ACTIVITY: Using the xMatters blog passage, name every club that Geovanni played for before joining San Jose.

Here at xMatters, we’re also seeing a change in customer preferences.  As we’ve talked about in previous posts, individuals are on information overload – they are bombarded with emails, phone calls, offers and messages on an hourly basis.  This information overkill is leading people to only want information relevant to what matters to them.  Whether this is emails regarding systems and processes they own, or offers in the stores they shop in, people are tired of the massive amount of info being thrown at them. This is what makes self-service so appealing – they get to be in control of how they interact with you, your company, and your products.

What do you think?

Did you feel that?

If you felt a tremble recently it may have been the fierce dedication of the San Jose Earthquakes.  Why does this matter?  We just can’t get enough of soccer player Geovanni Deiberson Maurício, midfielder for the Earthquakes.  On Monday, August 16, 2010 it was as official as Apple’s success with the iPad, xMatters is now a proud sponsor for Geovanni.

Admit it, we all found ourselves joining the recent soccer revolution that swept the US during the World Cup.  And frankly with Geovanni’s technical skills on the field and our technology it is a match made in heaven.

Geovanni, number 77 that is, has a seriously impressive background…he played for Barcelona, Benfica, Manchester City, and Hull City before he came to San Jose.  Are you a fan yet?  Take a glance at some highlights and let us know.

Five Things That Matter to Me

Abbas Haider Ali, AVP of Sales Advisors here at xMatters is our guest blogger today.  Check out the five things that matter to him.

Like most people, what matters to me is always in flux.  It changes with trends in technology, what projects I’m working on, what my clients are up to, what season it is, and pretty much any other variable you could think of.  The list below reflects literally what matters to me right now as I write this post on Sunday, August 22, 2010 at 10:11pm from the Westin Peachtree in Atlanta.

  1. Technology: My iPhone 4.  Why?  Because I just did a short walking tour of downtown Atlanta and took my wife along via FaceTime + Sprint MiFi, checking into interesting spots on Foursquare, and validating the supposedly good restaurants by checking Yelp reviews.  It really is the ultimate Swiss Army knife in my life and that’s reflected by the apps that are on the 1st page of my iPhone.
  2. Keeping Current: I like to keep up to date on lots of stuff and like a lot of people I rely on various online sources of information to do that.  I used to have a giant list of bookmarks and as time permitted I would browse through content.  And then a while ago I started using Google Reader and subscribed to RSS feeds for what I had previously bookmarked.  That was good.  And then came the Reeder app for both iPhone and iPad.  Now I consume way more information, do it far more efficiently, and can easily share it with other people via Twitter, Posterous, Facebook, etc.  That combined with some specialized long form reading apps for the iPad like New York Times, NPR, and the BBC round-up my information funnel.  I’ve been experimenting most recently with the FlipBoard app as well but it’s mostly for random browsing.
  3. Personal Goals: I tend to have fairly skewed work/life balance so this tends to be a soft target for me but I am in the process of signing up for a Level 1 language class.  Two choices – Mandarin or Spanish.  It would take a whole post to outline my active reasoning process behind the choice. If you have any particularly strong opinions, feel free to share them as comments to this post.
  4. Professional Goals: We’re about to enter September which tends to be a very busy month as our clients come back from vacations and all of a sudden projects pick up both in number and urgency.  My biggest challenge them becomes a resource one.  Of all the activities (some quick, some fairly involved) that my team could be involved with, which ones should we focus in on with our clients?  It feels like a global scale game of Tetris sometimes.
  5. Random Thing That Matters: Getting my car to a detailing place that can get rid of bird dropping stains using a clay bar or some other super stain removal approach. It seems that the best paint protection technology is no match for a Washington D.C. bird’s diet + a little acid rain + high heat + strong sunshine.

Collected data

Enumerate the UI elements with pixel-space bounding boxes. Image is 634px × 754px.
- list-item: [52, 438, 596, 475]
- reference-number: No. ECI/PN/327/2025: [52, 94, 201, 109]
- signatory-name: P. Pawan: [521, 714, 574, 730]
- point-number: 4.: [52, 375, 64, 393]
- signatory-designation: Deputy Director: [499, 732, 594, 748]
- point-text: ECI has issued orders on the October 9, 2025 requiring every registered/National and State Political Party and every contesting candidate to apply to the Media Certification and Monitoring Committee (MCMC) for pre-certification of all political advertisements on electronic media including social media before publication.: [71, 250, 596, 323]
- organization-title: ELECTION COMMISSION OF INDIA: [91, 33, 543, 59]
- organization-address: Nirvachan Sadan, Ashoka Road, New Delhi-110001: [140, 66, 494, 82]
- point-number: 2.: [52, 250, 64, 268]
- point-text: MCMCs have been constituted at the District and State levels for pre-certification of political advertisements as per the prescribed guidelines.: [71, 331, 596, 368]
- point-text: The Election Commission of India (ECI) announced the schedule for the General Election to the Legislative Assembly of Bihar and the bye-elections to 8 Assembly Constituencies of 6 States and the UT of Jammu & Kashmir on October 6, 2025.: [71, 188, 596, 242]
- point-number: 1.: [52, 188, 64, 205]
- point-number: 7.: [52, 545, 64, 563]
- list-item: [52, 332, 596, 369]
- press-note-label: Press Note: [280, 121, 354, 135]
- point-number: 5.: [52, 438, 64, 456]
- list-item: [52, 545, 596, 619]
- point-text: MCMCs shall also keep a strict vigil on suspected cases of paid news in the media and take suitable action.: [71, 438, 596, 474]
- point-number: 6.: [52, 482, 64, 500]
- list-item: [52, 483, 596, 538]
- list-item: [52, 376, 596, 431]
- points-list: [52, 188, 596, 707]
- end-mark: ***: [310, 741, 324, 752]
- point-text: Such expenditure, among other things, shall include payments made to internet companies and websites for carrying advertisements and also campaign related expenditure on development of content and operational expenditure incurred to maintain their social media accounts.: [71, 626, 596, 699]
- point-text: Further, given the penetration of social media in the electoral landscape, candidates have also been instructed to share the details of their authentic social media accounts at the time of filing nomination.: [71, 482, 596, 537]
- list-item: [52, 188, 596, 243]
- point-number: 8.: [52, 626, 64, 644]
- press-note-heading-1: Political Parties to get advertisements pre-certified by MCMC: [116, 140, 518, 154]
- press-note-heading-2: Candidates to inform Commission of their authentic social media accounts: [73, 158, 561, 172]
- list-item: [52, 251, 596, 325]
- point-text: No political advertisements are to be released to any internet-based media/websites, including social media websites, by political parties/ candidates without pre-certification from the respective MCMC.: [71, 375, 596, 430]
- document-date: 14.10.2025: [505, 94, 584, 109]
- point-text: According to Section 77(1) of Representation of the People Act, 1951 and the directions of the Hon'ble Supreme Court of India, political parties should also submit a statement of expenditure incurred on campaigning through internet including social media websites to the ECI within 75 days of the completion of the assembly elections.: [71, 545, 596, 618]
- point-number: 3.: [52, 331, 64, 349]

WRITTEN REPLY: Barcelona, Benfica, Manchester City, Hull City